● What is needed:
Copy out the entries below precisely; nothing is to be omitted.

● Recorded information:

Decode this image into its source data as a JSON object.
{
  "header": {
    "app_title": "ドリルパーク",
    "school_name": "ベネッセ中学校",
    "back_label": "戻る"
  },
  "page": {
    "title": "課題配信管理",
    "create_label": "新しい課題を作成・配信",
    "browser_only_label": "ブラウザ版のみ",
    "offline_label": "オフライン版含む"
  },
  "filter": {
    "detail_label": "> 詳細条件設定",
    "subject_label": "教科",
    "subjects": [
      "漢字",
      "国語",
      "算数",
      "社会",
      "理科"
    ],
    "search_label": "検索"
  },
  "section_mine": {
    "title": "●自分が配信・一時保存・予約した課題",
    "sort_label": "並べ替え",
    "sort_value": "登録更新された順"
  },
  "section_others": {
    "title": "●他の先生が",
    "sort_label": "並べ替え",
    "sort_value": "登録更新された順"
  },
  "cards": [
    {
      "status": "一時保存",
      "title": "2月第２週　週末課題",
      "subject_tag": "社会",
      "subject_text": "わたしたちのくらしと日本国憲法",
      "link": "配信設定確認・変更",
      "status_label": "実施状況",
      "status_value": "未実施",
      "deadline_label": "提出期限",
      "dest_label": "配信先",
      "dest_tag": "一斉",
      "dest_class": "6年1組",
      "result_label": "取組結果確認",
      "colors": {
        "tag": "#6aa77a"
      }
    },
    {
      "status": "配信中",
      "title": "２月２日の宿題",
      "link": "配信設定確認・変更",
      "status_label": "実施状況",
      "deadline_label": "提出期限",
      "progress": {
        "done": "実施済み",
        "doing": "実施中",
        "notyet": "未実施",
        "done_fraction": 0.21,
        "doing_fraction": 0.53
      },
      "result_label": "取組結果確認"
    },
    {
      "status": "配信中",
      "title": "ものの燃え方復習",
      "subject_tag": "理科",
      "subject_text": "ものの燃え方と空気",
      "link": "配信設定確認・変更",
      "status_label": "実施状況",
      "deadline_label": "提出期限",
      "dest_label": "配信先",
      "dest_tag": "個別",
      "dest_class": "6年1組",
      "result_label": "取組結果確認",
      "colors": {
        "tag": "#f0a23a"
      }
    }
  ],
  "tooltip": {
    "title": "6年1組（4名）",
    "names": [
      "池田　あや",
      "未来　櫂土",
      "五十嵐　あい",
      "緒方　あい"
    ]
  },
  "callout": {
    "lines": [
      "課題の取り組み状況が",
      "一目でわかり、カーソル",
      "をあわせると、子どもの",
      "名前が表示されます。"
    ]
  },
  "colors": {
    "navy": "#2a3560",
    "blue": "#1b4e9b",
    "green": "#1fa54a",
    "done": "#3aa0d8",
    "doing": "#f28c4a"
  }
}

● The result:
Decode this image into its source data as a JSON object.
{
  "header": {
    "app_title": "ドリルパーク",
    "school_name": "ベネッセ中学校",
    "back_label": "戻る"
  },
  "page": {
    "title": "課題配信管理",
    "create_label": "新しい課題を作成・配信",
    "browser_only_label": "ブラウザ版のみ",
    "offline_label": "オフライン版含む"
  },
  "filter": {
    "detail_label": "> 詳細条件設定",
    "subject_label": "教科",
    "subjects": [
      "漢字",
      "国語",
      "算数",
      "社会",
      "理科"
    ],
    "search_label": "検索"
  },
  "section_mine": {
    "title": "●自分が配信・一時保存・予約した課題",
    "sort_label": "並べ替え",
    "sort_value": "登録更新された順"
  },
  "section_others": {
    "title": "●他の先生が",
    "sort_label": "並べ替え",
    "sort_value": "登録更新された順"
  },
  "cards": [
    {
      "status": "一時保存",
      "title": "2月第２週　週末課題",
      "subject_tag": "社会",
      "subject_text": "わたしたちのくらしと日本国憲法",
      "link": "配信設定確認・変更",
      "status_label": "実施状況",
      "status_value": "未実施",
      "deadline_label": "提出期限",
      "dest_label": "配信先",
      "dest_tag": "一斉",
      "dest_class": "6年1組",
      "result_label": "取組結果確認",
      "colors": {
        "tag": "#6aa77a"
      }
    },
    {
      "status": "配信中",
      "title": "２月２日の宿題",
      "link": "配信設定確認・変更",
      "status_label": "実施状況",
      "deadline_label": "提出期限",
      "progress": {
        "done": "実施済み",
        "doing": "実施中",
        "notyet": "未実施",
        "done_fraction": 0.21,
        "doing_fraction": 0.53
      },
      "result_label": "取組結果確認"
    },
    {
      "status": "配信中",
      "title": "ものの燃え方復習",
      "subject_tag": "理科",
      "subject_text": "ものの燃え方と空気",
      "link": "配信設定確認・変更",
      "status_label": "実施状況",
      "deadline_label": "提出期限",
      "dest_label": "配信先",
      "dest_tag": "個別",
      "dest_class": "6年1組",
      "result_label": "取組結果確認",
      "colors": {
        "tag": "#f0a23a"
      }
    }
  ],
  "tooltip": {
    "title": "6年1組（4名）",
    "names": [
      "池田　あや",
      "未来　櫂土",
      "五十嵐　あい",
      "緒方　あい"
    ]
  },
  "callout": {
    "lines": [
      "課題の取り組み状況が",
      "一目でわかり、カーソル",
      "をあわせると、子どもの",
      "名前が表示されます。"
    ]
  },
  "colors": {
    "navy": "#2a3560",
    "blue": "#1b4e9b",
    "green": "#1fa54a",
    "done": "#3aa0d8",
    "doing": "#f28c4a"
  }
}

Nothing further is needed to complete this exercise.